**Description of the task**. Each line containing the word "任务日志" should be found and copied.

**Records supplied**.
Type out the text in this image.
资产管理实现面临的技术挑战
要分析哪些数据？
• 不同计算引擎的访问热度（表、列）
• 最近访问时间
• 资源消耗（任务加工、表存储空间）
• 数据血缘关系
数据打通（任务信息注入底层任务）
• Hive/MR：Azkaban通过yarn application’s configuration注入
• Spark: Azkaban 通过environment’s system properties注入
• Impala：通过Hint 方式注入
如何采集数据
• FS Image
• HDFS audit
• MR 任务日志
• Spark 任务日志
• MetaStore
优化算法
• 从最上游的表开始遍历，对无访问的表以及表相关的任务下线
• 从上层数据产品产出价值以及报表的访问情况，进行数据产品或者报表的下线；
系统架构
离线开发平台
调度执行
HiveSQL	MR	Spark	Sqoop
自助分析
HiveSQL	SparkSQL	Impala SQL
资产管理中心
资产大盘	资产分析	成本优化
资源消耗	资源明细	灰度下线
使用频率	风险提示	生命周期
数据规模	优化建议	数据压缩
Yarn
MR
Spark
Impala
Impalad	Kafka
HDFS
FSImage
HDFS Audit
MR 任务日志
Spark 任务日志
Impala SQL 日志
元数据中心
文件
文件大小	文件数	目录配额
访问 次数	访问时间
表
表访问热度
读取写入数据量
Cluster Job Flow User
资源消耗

**Written response**.
• MR 任务日志
• Spark 任务日志
MR 任务日志
Spark 任务日志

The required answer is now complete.